▸ **Your goal**: Reproduce the data below word for word, leaving out the pictures.

— Begin Given information —

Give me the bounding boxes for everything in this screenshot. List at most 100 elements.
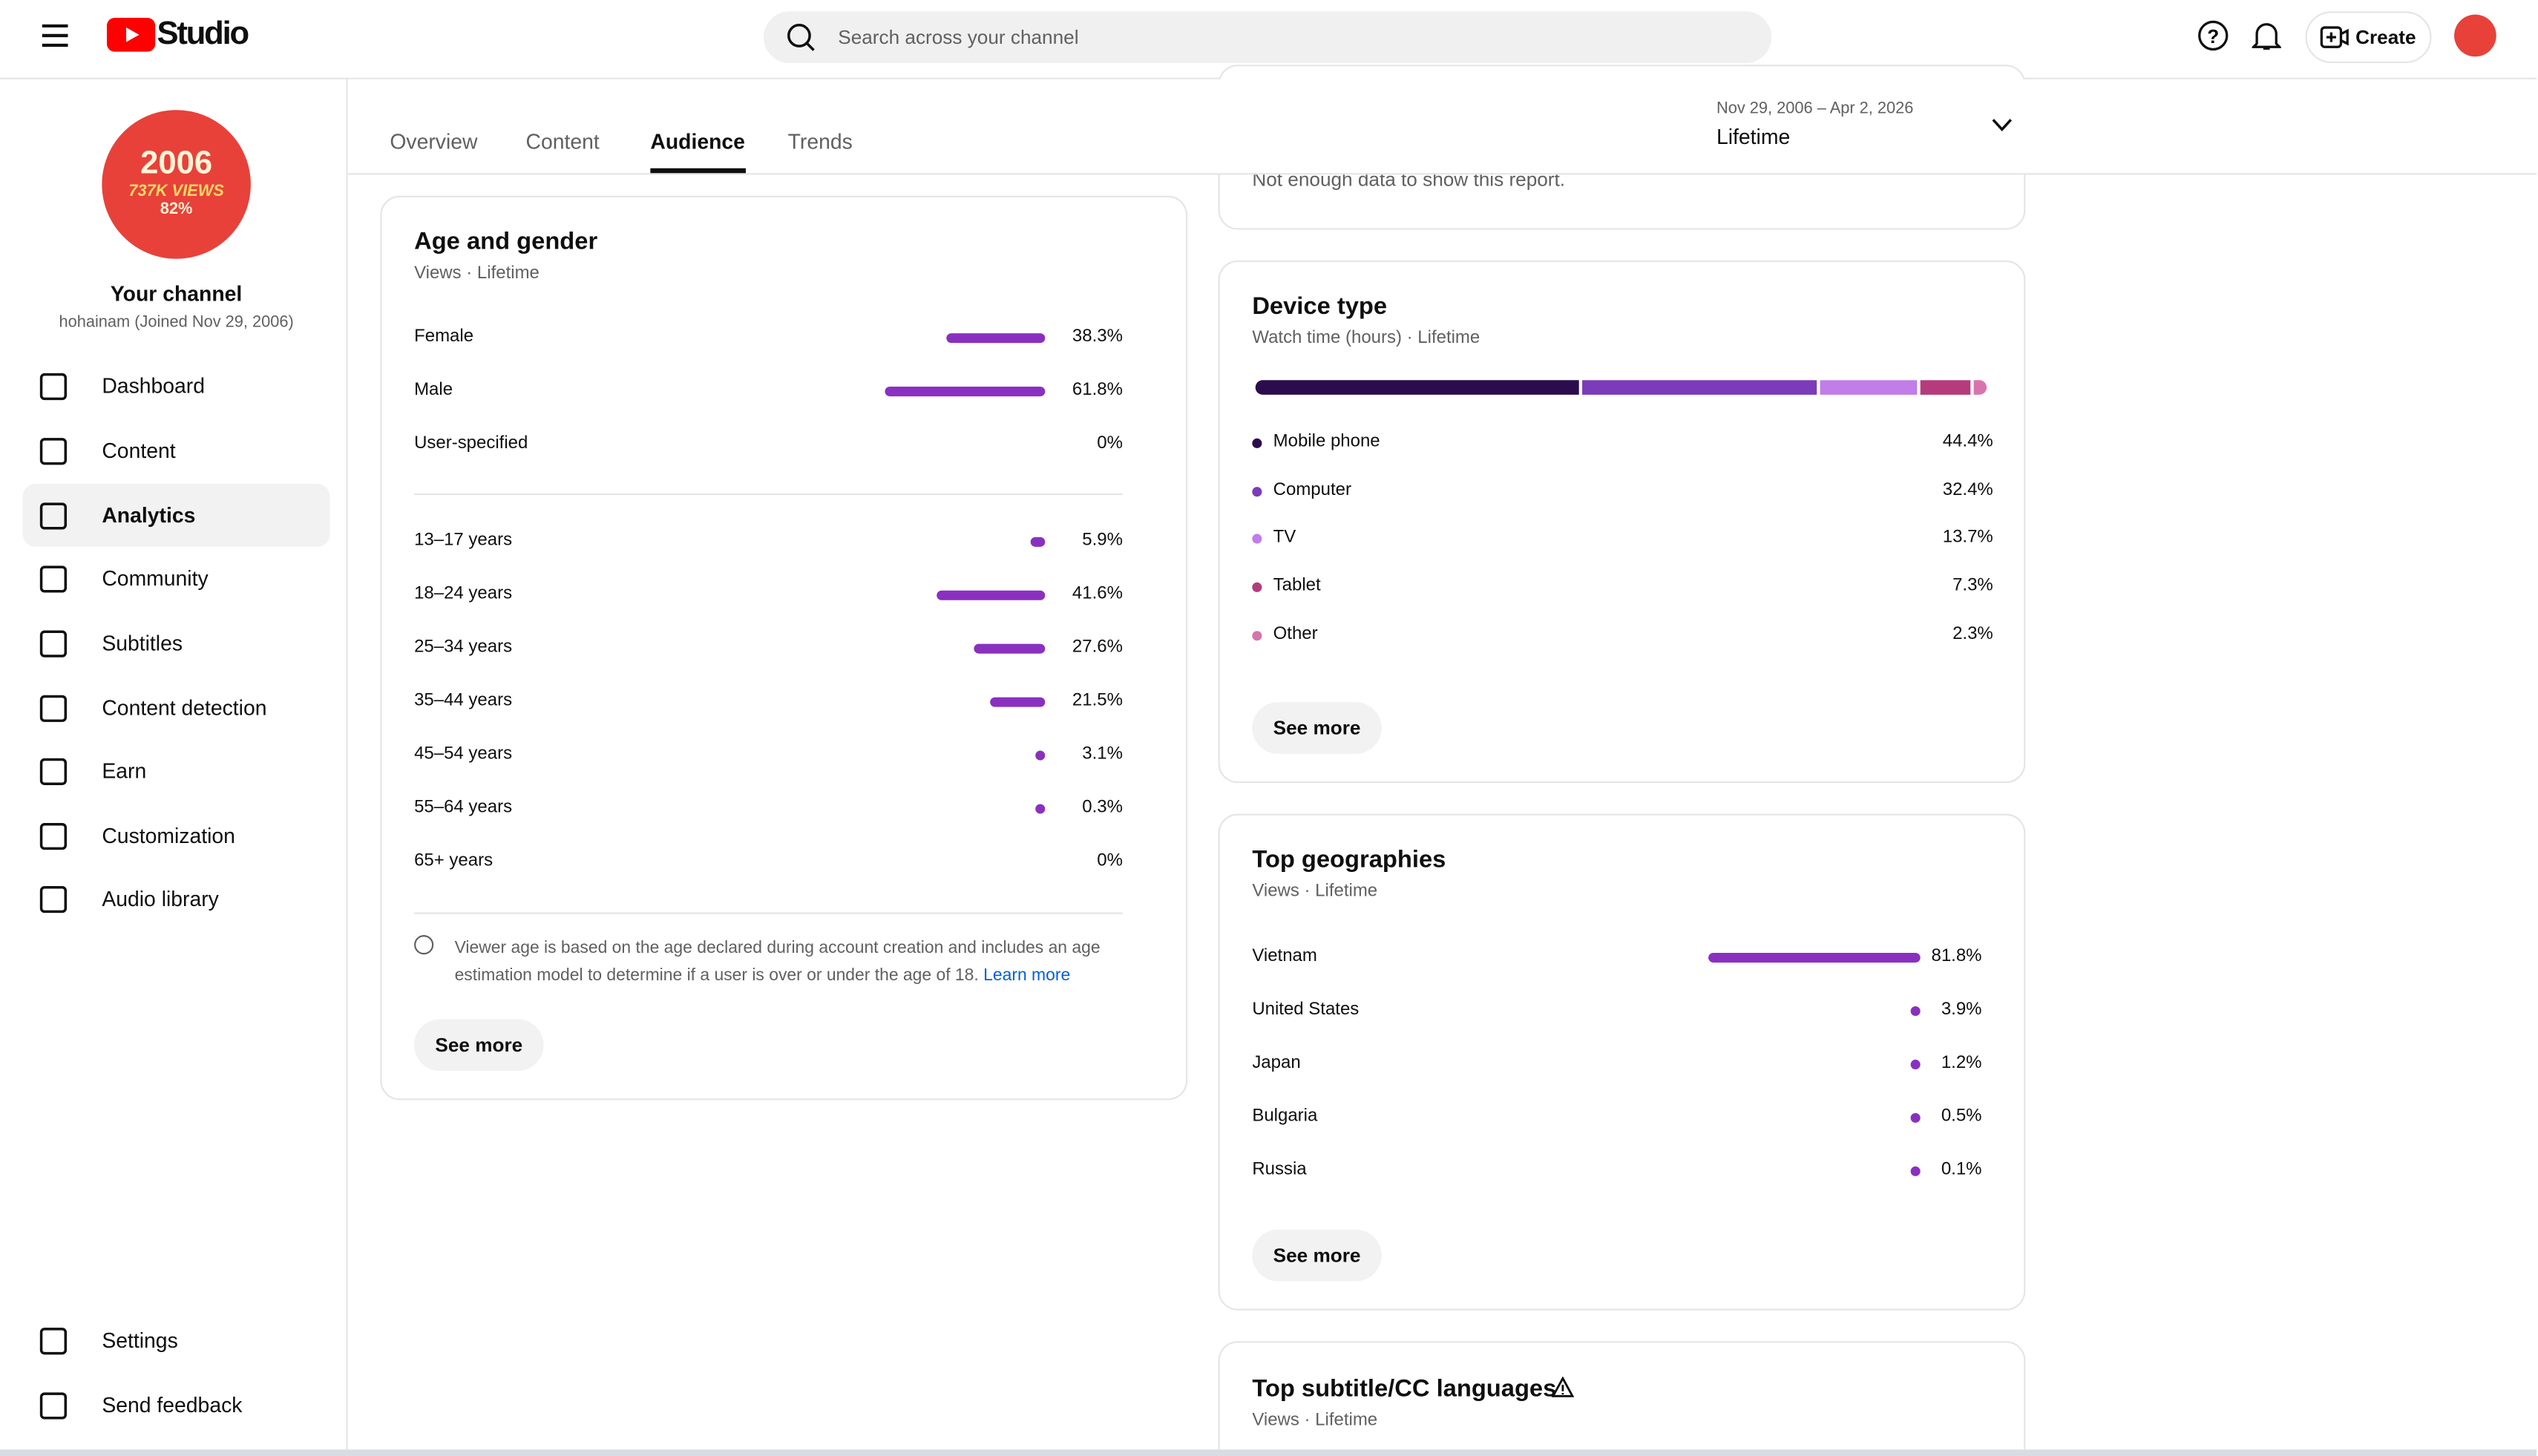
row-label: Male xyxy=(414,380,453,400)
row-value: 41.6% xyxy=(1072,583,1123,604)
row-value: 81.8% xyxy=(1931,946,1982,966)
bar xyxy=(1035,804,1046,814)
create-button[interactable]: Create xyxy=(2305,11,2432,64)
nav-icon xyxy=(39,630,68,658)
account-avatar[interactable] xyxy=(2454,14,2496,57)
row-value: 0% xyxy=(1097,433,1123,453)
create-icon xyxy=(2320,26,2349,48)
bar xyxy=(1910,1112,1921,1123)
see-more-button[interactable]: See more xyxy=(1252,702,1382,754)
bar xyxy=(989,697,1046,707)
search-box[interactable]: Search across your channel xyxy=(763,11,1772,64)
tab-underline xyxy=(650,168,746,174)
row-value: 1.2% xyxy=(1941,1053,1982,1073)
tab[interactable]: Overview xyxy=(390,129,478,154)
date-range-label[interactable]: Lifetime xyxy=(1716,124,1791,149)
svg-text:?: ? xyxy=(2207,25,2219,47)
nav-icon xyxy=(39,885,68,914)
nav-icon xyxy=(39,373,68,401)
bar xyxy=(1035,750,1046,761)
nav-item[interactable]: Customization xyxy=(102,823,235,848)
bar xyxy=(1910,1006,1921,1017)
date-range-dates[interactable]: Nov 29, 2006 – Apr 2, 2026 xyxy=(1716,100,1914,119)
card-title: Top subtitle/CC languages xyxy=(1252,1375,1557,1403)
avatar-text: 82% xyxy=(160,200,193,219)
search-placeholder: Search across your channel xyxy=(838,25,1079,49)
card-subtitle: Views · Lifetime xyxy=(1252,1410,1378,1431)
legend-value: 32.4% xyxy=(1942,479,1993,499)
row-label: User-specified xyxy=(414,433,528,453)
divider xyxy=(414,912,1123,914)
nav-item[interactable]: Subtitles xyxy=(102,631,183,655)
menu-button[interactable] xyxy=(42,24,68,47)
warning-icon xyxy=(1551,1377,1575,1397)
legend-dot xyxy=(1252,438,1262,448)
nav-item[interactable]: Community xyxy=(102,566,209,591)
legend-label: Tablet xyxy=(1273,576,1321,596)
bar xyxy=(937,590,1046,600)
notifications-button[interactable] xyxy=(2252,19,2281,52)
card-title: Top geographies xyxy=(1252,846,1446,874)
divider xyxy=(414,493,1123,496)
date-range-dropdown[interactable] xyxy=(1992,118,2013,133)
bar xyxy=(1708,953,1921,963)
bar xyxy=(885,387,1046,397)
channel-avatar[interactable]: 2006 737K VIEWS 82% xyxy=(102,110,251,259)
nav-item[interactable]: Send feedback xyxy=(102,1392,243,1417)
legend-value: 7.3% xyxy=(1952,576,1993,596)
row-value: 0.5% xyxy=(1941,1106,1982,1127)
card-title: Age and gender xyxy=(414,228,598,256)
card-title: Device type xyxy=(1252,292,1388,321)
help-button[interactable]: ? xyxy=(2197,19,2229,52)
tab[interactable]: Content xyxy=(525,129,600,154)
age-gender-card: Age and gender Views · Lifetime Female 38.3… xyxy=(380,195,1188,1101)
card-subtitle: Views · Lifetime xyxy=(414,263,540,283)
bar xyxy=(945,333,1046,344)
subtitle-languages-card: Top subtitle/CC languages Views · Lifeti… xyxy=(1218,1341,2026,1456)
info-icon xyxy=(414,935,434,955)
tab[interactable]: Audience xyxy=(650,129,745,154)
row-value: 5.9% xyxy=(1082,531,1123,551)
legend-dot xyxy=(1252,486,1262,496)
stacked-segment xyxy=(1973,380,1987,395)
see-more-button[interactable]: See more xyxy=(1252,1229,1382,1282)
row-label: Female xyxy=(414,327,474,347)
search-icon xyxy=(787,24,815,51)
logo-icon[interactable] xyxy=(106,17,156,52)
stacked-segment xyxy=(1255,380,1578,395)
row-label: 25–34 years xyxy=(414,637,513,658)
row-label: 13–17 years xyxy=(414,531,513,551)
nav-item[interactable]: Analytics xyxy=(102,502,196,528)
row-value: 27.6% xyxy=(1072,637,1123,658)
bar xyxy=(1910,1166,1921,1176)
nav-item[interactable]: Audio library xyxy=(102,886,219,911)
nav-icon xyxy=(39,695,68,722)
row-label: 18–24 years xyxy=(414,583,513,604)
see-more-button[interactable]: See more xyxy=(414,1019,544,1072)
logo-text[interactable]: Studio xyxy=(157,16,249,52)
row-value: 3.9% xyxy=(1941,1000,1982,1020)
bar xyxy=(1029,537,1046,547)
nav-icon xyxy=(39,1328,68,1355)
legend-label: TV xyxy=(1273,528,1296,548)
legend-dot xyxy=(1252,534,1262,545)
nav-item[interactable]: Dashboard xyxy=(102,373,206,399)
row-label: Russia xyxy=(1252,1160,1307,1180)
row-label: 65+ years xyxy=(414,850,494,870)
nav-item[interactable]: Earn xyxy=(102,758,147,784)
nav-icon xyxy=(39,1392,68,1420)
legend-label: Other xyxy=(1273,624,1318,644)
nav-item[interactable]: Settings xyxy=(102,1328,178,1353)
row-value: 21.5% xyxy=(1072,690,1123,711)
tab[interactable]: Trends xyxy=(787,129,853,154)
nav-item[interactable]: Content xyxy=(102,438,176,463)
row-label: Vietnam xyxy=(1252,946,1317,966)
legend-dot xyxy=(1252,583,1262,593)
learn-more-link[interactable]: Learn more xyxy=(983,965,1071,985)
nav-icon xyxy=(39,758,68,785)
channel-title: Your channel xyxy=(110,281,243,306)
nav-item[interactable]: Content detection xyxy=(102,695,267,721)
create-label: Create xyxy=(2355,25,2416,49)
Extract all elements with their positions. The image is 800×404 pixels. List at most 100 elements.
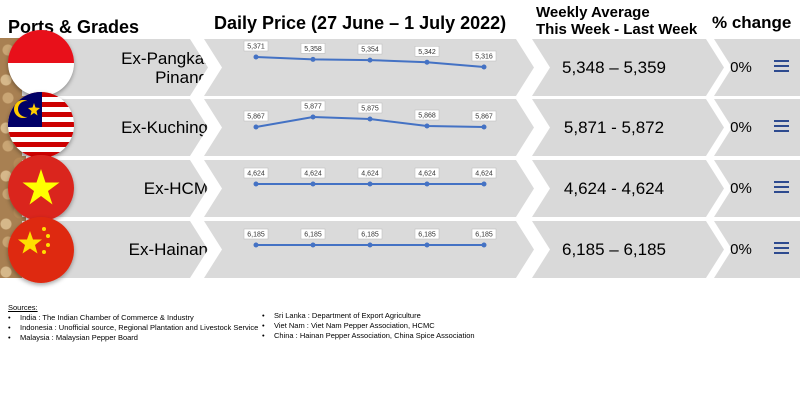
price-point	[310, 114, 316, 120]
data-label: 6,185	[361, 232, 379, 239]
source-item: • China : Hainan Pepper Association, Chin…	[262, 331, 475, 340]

— End Given information —

▸ **Solution to this task**:
Give me the bounding boxes for everything in this screenshot. List at most 100 elements.
row-label: Male xyxy=(414,380,453,400)
row-value: 41.6% xyxy=(1072,583,1123,604)
row-value: 81.8% xyxy=(1931,946,1982,966)
bar xyxy=(1035,804,1046,814)
create-button[interactable]: Create xyxy=(2305,11,2432,64)
nav-icon xyxy=(39,630,68,658)
account-avatar[interactable] xyxy=(2454,14,2496,57)
row-value: 0% xyxy=(1097,433,1123,453)
create-icon xyxy=(2320,26,2349,48)
bar xyxy=(1910,1112,1921,1123)
see-more-button[interactable]: See more xyxy=(1252,702,1382,754)
bar xyxy=(989,697,1046,707)
search-box[interactable]: Search across your channel xyxy=(763,11,1772,64)
tab-underline xyxy=(650,168,746,174)
row-value: 1.2% xyxy=(1941,1053,1982,1073)
tab[interactable]: Overview xyxy=(390,129,478,154)
date-range-label[interactable]: Lifetime xyxy=(1716,124,1791,149)
svg-text:?: ? xyxy=(2207,25,2219,47)
nav-icon xyxy=(39,885,68,914)
nav-icon xyxy=(39,373,68,401)
bar xyxy=(1035,750,1046,761)
nav-item[interactable]: Customization xyxy=(102,823,235,848)
bar xyxy=(1910,1006,1921,1017)
date-range-dates[interactable]: Nov 29, 2006 – Apr 2, 2026 xyxy=(1716,100,1914,119)
card-title: Top subtitle/CC languages xyxy=(1252,1375,1557,1403)
avatar-text: 82% xyxy=(160,200,193,219)
search-placeholder: Search across your channel xyxy=(838,25,1079,49)
card-subtitle: Views · Lifetime xyxy=(1252,1410,1378,1431)
legend-value: 32.4% xyxy=(1942,479,1993,499)
row-label: User-specified xyxy=(414,433,528,453)
divider xyxy=(414,912,1123,914)
nav-item[interactable]: Subtitles xyxy=(102,631,183,655)
menu-button[interactable] xyxy=(42,24,68,47)
warning-icon xyxy=(1551,1377,1575,1397)
legend-dot xyxy=(1252,438,1262,448)
nav-item[interactable]: Community xyxy=(102,566,209,591)
legend-label: Tablet xyxy=(1273,576,1321,596)
bar xyxy=(937,590,1046,600)
notifications-button[interactable] xyxy=(2252,19,2281,52)
card-title: Top geographies xyxy=(1252,846,1446,874)
divider xyxy=(414,493,1123,496)
date-range-dropdown[interactable] xyxy=(1992,118,2013,133)
bar xyxy=(1708,953,1921,963)
bar xyxy=(885,387,1046,397)
channel-avatar[interactable]: 2006 737K VIEWS 82% xyxy=(102,110,251,259)
nav-item[interactable]: Send feedback xyxy=(102,1392,243,1417)
legend-value: 7.3% xyxy=(1952,576,1993,596)
row-value: 0.5% xyxy=(1941,1106,1982,1127)
card-title: Age and gender xyxy=(414,228,598,256)
card-title: Device type xyxy=(1252,292,1388,321)
help-button[interactable]: ? xyxy=(2197,19,2229,52)
tab[interactable]: Content xyxy=(525,129,600,154)
age-gender-card: Age and gender Views · Lifetime Female 38.3… xyxy=(380,195,1188,1101)
card-subtitle: Views · Lifetime xyxy=(414,263,540,283)
bar xyxy=(945,333,1046,344)
subtitle-languages-card: Top subtitle/CC languages Views · Lifeti… xyxy=(1218,1341,2026,1456)
info-icon xyxy=(414,935,434,955)
tab[interactable]: Audience xyxy=(650,129,745,154)
row-value: 5.9% xyxy=(1082,531,1123,551)
legend-dot xyxy=(1252,486,1262,496)
stacked-segment xyxy=(1973,380,1987,395)
see-more-button[interactable]: See more xyxy=(1252,1229,1382,1282)
row-label: Female xyxy=(414,327,474,347)
search-icon xyxy=(787,24,815,51)
logo-icon[interactable] xyxy=(106,17,156,52)
stacked-segment xyxy=(1255,380,1578,395)
row-label: 25–34 years xyxy=(414,637,513,658)
row-label: 13–17 years xyxy=(414,531,513,551)
nav-item[interactable]: Analytics xyxy=(102,502,196,528)
row-value: 27.6% xyxy=(1072,637,1123,658)
bar xyxy=(1910,1166,1921,1176)
nav-item[interactable]: Audio library xyxy=(102,886,219,911)
nav-icon xyxy=(39,695,68,722)
row-label: 18–24 years xyxy=(414,583,513,604)
see-more-button[interactable]: See more xyxy=(414,1019,544,1072)
logo-text[interactable]: Studio xyxy=(157,16,249,52)
row-value: 3.9% xyxy=(1941,1000,1982,1020)
bar xyxy=(1029,537,1046,547)
nav-icon xyxy=(39,1328,68,1355)
legend-label: TV xyxy=(1273,528,1296,548)
legend-dot xyxy=(1252,534,1262,545)
nav-item[interactable]: Dashboard xyxy=(102,373,206,399)
row-label: Russia xyxy=(1252,1160,1307,1180)
row-label: 65+ years xyxy=(414,850,494,870)
nav-item[interactable]: Earn xyxy=(102,758,147,784)
nav-icon xyxy=(39,1392,68,1420)
legend-label: Other xyxy=(1273,624,1318,644)
nav-item[interactable]: Settings xyxy=(102,1328,178,1353)
row-value: 21.5% xyxy=(1072,690,1123,711)
tab[interactable]: Trends xyxy=(787,129,853,154)
nav-item[interactable]: Content xyxy=(102,438,176,463)
row-label: Vietnam xyxy=(1252,946,1317,966)
legend-dot xyxy=(1252,583,1262,593)
learn-more-link[interactable]: Learn more xyxy=(983,965,1071,985)
nav-icon xyxy=(39,758,68,785)
channel-title: Your channel xyxy=(110,281,243,306)
nav-item[interactable]: Content detection xyxy=(102,695,267,721)
create-label: Create xyxy=(2355,25,2416,49)
Extract all elements with their positions. The image is 800×404 pixels. List at most 100 elements.
price-point	[310, 114, 316, 120]
data-label: 6,185	[361, 232, 379, 239]
source-item: • China : Hainan Pepper Association, Chin…	[262, 331, 475, 340]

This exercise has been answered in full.